* _Dataset_:

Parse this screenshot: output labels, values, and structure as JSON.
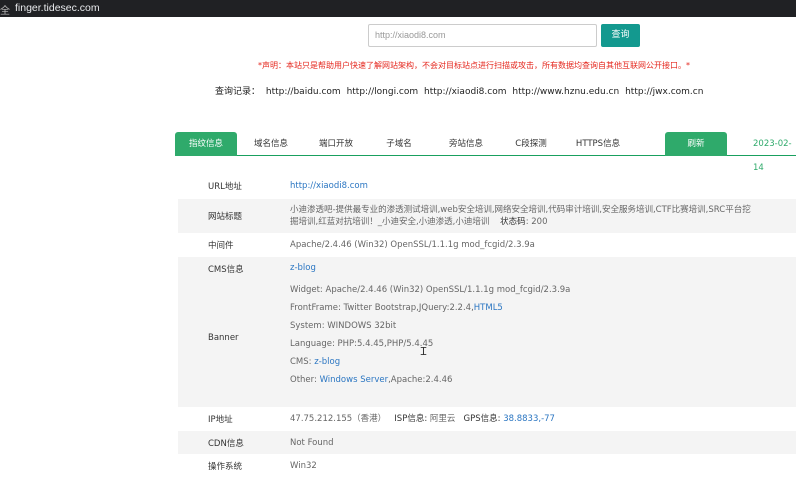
{
  "browser": {
    "url": "finger.tidesec.com",
    "lock_glyph": "全"
  },
  "search": {
    "placeholder": "http://xiaodi8.com",
    "button": "查询"
  },
  "notice": "*声明：本站只是帮助用户快速了解网站架构，不会对目标站点进行扫描或攻击，所有数据均查询自其他互联网公开接口。*",
  "history": {
    "label": "查询记录：",
    "items": [
      "http://baidu.com",
      "http://longi.com",
      "http://xiaodi8.com",
      "http://www.hznu.edu.cn",
      "http://jwx.com.cn"
    ]
  },
  "tabs": [
    {
      "label": "指纹信息",
      "active": true
    },
    {
      "label": "域名信息"
    },
    {
      "label": "端口开放"
    },
    {
      "label": "子域名"
    },
    {
      "label": "旁站信息"
    },
    {
      "label": "C段探测"
    },
    {
      "label": "HTTPS信息"
    }
  ],
  "refresh": "刷新",
  "date": "2023-02-14",
  "rows": {
    "url": {
      "label": "URL地址",
      "value": "http://xiaodi8.com"
    },
    "title": {
      "label": "网站标题",
      "value": "小迪渗透吧-提供最专业的渗透测试培训,web安全培训,网络安全培训,代码审计培训,安全服务培训,CTF比赛培训,SRC平台挖掘培训,红蓝对抗培训！_小迪安全,小迪渗透,小迪培训",
      "status_label": "状态码",
      "status": "200"
    },
    "middleware": {
      "label": "中间件",
      "value": "Apache/2.4.46 (Win32) OpenSSL/1.1.1g mod_fcgid/2.3.9a"
    },
    "cms": {
      "label": "CMS信息",
      "value": "z-blog"
    },
    "banner": {
      "label": "Banner",
      "widget": "Widget: Apache/2.4.46 (Win32) OpenSSL/1.1.1g mod_fcgid/2.3.9a",
      "frontframe": "FrontFrame: Twitter Bootstrap,JQuery:2.2.4,",
      "frontframe_link": "HTML5",
      "system": "System: WINDOWS 32bit",
      "language": "Language: PHP:5.4.45,PHP/5.4.45",
      "cms_prefix": "CMS: ",
      "cms_link": "z-blog",
      "other_prefix": "Other: ",
      "other_link": "Windows Server",
      "other_suffix": ",Apache:2.4.46"
    },
    "ip": {
      "label": "IP地址",
      "value": "47.75.212.155（香港）",
      "isp_label": "ISP信息:",
      "isp": "阿里云",
      "gps_label": "GPS信息:",
      "gps": "38.8833,-77"
    },
    "cdn": {
      "label": "CDN信息",
      "value": "Not Found"
    },
    "os": {
      "label": "操作系统",
      "value": "Win32"
    }
  }
}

* _Objective_: Repeat the entries exactly. Pictures are excluded from the copy.

* _Task result_:
Parse this screenshot: output labels, values, and structure as JSON.
{
  "browser": {
    "url": "finger.tidesec.com",
    "lock_glyph": "全"
  },
  "search": {
    "placeholder": "http://xiaodi8.com",
    "button": "查询"
  },
  "notice": "*声明：本站只是帮助用户快速了解网站架构，不会对目标站点进行扫描或攻击，所有数据均查询自其他互联网公开接口。*",
  "history": {
    "label": "查询记录：",
    "items": [
      "http://baidu.com",
      "http://longi.com",
      "http://xiaodi8.com",
      "http://www.hznu.edu.cn",
      "http://jwx.com.cn"
    ]
  },
  "tabs": [
    {
      "label": "指纹信息",
      "active": true
    },
    {
      "label": "域名信息"
    },
    {
      "label": "端口开放"
    },
    {
      "label": "子域名"
    },
    {
      "label": "旁站信息"
    },
    {
      "label": "C段探测"
    },
    {
      "label": "HTTPS信息"
    }
  ],
  "refresh": "刷新",
  "date": "2023-02-14",
  "rows": {
    "url": {
      "label": "URL地址",
      "value": "http://xiaodi8.com"
    },
    "title": {
      "label": "网站标题",
      "value": "小迪渗透吧-提供最专业的渗透测试培训,web安全培训,网络安全培训,代码审计培训,安全服务培训,CTF比赛培训,SRC平台挖掘培训,红蓝对抗培训！_小迪安全,小迪渗透,小迪培训",
      "status_label": "状态码",
      "status": "200"
    },
    "middleware": {
      "label": "中间件",
      "value": "Apache/2.4.46 (Win32) OpenSSL/1.1.1g mod_fcgid/2.3.9a"
    },
    "cms": {
      "label": "CMS信息",
      "value": "z-blog"
    },
    "banner": {
      "label": "Banner",
      "widget": "Widget: Apache/2.4.46 (Win32) OpenSSL/1.1.1g mod_fcgid/2.3.9a",
      "frontframe": "FrontFrame: Twitter Bootstrap,JQuery:2.2.4,",
      "frontframe_link": "HTML5",
      "system": "System: WINDOWS 32bit",
      "language": "Language: PHP:5.4.45,PHP/5.4.45",
      "cms_prefix": "CMS: ",
      "cms_link": "z-blog",
      "other_prefix": "Other: ",
      "other_link": "Windows Server",
      "other_suffix": ",Apache:2.4.46"
    },
    "ip": {
      "label": "IP地址",
      "value": "47.75.212.155（香港）",
      "isp_label": "ISP信息:",
      "isp": "阿里云",
      "gps_label": "GPS信息:",
      "gps": "38.8833,-77"
    },
    "cdn": {
      "label": "CDN信息",
      "value": "Not Found"
    },
    "os": {
      "label": "操作系统",
      "value": "Win32"
    }
  }
}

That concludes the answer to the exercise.